<<<<

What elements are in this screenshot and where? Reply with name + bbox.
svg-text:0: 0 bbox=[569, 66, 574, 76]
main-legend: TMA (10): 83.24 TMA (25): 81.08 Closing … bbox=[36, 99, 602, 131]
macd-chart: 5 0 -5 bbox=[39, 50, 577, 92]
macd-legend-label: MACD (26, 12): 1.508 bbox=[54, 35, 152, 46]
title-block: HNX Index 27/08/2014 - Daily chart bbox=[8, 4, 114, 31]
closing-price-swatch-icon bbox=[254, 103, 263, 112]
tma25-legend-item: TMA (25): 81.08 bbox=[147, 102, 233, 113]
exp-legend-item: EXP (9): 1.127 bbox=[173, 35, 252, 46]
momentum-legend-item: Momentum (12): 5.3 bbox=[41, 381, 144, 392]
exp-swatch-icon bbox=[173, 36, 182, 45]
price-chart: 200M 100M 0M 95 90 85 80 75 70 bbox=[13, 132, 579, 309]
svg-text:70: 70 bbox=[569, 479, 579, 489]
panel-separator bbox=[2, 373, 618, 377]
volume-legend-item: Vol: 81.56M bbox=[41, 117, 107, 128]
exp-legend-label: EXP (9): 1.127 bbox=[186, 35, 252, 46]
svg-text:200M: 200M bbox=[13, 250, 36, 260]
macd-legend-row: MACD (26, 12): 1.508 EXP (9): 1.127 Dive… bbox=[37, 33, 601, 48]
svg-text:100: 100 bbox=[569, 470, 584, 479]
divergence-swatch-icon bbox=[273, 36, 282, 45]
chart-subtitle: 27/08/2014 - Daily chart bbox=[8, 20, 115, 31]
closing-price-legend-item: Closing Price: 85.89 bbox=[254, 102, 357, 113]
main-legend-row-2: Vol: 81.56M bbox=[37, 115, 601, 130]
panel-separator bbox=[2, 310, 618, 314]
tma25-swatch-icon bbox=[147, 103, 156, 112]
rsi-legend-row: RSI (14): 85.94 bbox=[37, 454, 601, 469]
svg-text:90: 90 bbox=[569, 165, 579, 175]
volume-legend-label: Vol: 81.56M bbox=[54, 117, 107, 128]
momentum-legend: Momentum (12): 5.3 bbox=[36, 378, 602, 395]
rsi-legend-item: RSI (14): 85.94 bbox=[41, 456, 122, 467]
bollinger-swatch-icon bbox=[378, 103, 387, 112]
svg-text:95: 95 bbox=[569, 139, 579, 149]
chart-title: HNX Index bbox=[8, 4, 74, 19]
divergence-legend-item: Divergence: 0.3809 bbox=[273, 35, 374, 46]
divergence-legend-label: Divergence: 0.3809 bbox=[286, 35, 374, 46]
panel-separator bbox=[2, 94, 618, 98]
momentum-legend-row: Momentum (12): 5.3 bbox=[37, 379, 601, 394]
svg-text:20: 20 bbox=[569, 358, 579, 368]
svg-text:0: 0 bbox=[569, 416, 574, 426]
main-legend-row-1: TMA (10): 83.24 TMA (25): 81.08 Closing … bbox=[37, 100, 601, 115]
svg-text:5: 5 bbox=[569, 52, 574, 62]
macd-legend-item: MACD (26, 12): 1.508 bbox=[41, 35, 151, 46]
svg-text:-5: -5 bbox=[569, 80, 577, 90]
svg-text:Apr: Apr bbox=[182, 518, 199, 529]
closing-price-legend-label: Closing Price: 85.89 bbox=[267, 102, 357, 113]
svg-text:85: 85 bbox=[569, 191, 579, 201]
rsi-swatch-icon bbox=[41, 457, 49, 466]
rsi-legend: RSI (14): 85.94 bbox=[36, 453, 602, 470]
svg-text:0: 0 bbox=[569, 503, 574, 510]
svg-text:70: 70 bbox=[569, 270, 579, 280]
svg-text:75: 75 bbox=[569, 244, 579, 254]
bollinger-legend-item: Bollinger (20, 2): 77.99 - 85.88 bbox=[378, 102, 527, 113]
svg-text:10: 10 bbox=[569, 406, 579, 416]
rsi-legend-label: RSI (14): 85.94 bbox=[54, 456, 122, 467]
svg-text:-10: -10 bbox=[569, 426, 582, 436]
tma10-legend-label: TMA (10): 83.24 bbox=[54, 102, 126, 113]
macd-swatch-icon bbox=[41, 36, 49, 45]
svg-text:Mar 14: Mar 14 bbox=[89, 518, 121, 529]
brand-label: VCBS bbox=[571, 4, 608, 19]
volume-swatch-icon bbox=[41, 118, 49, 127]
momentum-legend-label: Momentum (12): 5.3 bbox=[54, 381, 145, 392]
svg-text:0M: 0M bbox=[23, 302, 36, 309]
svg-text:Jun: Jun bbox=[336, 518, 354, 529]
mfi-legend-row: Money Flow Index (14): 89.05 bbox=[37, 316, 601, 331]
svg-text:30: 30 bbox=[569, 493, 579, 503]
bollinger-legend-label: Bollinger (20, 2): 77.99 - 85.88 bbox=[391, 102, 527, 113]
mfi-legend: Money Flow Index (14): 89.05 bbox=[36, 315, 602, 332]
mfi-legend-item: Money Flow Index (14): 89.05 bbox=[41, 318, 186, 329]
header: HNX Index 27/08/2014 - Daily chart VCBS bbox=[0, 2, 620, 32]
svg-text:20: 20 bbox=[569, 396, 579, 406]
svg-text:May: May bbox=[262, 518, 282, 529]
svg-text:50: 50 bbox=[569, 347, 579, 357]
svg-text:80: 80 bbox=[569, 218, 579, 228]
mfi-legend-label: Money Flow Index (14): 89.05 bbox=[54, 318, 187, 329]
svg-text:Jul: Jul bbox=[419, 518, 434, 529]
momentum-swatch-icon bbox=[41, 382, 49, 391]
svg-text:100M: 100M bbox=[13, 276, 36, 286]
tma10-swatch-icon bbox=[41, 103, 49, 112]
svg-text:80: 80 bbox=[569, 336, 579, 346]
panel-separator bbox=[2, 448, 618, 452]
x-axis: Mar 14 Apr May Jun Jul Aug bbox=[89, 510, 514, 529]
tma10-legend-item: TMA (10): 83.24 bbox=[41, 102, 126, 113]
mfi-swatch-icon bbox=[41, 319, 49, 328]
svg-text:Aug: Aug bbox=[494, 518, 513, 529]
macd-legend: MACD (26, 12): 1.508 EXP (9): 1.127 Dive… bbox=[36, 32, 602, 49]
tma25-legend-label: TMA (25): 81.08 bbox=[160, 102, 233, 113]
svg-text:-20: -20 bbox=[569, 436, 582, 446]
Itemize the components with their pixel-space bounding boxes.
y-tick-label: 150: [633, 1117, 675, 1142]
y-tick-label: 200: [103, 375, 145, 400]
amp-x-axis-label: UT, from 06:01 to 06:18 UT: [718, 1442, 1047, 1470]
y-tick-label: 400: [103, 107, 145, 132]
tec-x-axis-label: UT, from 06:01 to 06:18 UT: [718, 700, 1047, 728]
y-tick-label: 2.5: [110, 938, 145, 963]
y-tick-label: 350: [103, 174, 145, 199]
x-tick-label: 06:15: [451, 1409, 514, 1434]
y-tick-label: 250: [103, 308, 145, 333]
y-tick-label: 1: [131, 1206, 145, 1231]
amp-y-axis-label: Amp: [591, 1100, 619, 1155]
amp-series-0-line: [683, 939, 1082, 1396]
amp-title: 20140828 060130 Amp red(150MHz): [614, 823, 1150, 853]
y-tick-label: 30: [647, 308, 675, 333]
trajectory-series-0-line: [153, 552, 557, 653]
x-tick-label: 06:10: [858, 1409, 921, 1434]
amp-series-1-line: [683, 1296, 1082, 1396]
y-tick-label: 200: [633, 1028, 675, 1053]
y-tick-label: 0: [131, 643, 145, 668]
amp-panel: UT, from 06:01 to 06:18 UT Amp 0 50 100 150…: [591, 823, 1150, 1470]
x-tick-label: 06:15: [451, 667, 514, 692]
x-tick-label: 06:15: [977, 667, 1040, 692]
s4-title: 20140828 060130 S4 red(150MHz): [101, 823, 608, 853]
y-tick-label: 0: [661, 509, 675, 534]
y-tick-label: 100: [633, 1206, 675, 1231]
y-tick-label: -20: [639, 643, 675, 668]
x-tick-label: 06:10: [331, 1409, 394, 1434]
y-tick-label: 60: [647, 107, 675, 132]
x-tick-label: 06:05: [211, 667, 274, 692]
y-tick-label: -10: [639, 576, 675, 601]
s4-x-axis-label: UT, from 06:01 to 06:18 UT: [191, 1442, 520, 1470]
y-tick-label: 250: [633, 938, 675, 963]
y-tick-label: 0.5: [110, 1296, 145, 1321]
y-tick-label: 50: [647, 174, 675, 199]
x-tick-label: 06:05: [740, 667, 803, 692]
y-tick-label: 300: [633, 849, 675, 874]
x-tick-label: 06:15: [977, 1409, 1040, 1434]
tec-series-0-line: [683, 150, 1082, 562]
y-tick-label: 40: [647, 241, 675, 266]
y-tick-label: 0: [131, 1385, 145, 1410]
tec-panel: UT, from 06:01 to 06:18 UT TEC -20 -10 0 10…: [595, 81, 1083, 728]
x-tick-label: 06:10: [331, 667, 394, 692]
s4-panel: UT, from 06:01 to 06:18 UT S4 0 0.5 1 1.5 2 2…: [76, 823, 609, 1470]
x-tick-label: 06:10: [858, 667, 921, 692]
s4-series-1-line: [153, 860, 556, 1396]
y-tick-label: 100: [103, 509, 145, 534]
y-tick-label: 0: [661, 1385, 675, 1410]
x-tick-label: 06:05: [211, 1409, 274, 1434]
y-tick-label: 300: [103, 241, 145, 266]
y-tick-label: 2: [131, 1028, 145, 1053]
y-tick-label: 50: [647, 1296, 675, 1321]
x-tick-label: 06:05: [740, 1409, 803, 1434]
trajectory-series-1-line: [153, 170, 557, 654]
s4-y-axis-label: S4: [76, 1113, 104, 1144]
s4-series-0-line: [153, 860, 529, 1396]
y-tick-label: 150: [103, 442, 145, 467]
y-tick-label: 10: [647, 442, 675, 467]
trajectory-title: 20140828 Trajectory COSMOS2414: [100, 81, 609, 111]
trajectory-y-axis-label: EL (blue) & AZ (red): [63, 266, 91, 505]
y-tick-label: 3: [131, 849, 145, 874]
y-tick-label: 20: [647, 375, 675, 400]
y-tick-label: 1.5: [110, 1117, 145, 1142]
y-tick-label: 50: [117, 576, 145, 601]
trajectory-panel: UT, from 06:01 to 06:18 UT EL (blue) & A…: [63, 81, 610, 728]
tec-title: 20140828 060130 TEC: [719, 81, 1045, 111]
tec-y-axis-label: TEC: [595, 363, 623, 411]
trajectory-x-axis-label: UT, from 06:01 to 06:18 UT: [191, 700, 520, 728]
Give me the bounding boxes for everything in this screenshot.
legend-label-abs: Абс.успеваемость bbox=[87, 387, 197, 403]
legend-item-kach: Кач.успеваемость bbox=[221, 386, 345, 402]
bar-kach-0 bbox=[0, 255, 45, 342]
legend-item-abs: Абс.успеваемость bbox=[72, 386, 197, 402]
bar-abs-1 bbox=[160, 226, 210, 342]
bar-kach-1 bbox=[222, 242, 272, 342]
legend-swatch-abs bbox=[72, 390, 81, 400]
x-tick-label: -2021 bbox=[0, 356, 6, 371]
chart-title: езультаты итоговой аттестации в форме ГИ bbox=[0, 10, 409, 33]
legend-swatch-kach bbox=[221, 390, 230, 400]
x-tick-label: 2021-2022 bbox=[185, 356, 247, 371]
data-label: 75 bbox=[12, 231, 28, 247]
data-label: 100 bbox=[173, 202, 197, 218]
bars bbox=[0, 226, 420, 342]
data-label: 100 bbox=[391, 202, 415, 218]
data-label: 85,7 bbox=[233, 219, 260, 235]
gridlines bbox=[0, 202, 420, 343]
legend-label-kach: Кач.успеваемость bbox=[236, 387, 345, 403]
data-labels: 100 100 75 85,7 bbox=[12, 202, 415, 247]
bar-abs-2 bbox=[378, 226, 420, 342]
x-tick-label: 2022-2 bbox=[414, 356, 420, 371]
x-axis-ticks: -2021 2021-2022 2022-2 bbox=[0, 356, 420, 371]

>>>>

- **EXERCISE**
Please update the records from their first line through the line that contains "exp-swatch-icon bbox=[173, 36, 182, 45]", replacing every "swatch-icon" with "color-icon" and leaving everything else unchanged.

- **FULL RESPONSE**
What elements are in this screenshot and where? Reply with name + bbox.
svg-text:0: 0 bbox=[569, 66, 574, 76]
main-legend: TMA (10): 83.24 TMA (25): 81.08 Closing … bbox=[36, 99, 602, 131]
macd-chart: 5 0 -5 bbox=[39, 50, 577, 92]
macd-legend-label: MACD (26, 12): 1.508 bbox=[54, 35, 152, 46]
title-block: HNX Index 27/08/2014 - Daily chart bbox=[8, 4, 114, 31]
closing-price-color-icon bbox=[254, 103, 263, 112]
tma25-legend-item: TMA (25): 81.08 bbox=[147, 102, 233, 113]
exp-legend-item: EXP (9): 1.127 bbox=[173, 35, 252, 46]
momentum-legend-item: Momentum (12): 5.3 bbox=[41, 381, 144, 392]
exp-color-icon bbox=[173, 36, 182, 45]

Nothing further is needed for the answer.